## What the exercise asks
Give the number of lines in the records below that include "triangle", and nothing more.

++++ Exercise input

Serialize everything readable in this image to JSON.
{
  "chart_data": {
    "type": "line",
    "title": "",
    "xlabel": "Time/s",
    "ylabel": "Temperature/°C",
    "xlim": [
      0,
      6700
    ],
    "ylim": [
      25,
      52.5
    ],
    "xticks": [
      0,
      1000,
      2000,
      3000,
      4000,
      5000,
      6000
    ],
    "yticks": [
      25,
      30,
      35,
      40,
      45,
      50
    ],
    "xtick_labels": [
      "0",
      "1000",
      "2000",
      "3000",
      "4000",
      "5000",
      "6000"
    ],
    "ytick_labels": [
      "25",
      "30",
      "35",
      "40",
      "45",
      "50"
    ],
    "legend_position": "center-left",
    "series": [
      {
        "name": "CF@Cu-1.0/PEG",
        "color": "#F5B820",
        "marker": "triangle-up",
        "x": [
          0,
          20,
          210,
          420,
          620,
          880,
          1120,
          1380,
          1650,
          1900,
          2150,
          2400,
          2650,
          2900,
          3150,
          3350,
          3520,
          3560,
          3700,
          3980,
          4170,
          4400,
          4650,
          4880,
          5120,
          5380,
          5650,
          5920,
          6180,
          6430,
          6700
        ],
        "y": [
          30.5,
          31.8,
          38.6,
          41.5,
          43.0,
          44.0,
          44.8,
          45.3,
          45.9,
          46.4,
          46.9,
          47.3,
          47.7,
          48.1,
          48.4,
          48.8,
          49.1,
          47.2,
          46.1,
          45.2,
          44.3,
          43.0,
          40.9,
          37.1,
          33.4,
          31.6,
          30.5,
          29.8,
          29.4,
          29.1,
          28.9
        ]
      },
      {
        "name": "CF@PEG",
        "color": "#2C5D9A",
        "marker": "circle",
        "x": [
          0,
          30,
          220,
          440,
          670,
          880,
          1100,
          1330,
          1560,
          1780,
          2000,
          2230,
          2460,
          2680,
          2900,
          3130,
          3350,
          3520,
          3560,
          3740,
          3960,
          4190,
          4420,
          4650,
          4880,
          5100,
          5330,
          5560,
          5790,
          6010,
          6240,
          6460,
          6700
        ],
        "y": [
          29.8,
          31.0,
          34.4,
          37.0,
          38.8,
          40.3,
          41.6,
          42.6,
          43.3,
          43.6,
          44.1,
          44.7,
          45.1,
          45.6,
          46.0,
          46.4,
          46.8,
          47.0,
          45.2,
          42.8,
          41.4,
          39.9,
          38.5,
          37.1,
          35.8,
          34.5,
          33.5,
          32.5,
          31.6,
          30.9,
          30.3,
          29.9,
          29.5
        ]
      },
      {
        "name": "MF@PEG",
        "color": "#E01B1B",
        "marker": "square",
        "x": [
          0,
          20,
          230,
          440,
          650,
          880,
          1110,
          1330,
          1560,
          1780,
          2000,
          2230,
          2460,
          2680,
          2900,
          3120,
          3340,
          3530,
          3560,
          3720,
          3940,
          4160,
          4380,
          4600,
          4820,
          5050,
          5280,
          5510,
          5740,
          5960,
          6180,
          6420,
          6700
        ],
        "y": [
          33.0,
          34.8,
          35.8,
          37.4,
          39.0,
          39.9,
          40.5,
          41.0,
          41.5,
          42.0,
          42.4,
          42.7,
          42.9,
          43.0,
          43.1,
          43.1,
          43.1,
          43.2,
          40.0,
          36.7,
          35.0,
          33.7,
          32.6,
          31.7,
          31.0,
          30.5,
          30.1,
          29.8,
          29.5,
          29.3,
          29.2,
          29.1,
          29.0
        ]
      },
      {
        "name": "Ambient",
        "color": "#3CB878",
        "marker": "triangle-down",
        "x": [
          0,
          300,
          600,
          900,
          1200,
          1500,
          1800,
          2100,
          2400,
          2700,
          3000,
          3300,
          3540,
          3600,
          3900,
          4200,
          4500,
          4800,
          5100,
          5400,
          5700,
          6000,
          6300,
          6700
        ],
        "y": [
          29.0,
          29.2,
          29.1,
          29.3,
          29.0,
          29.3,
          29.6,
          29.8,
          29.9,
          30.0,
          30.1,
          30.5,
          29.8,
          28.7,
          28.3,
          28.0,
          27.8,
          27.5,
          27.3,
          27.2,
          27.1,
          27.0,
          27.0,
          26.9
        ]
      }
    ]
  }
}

++++++++

## Answer
2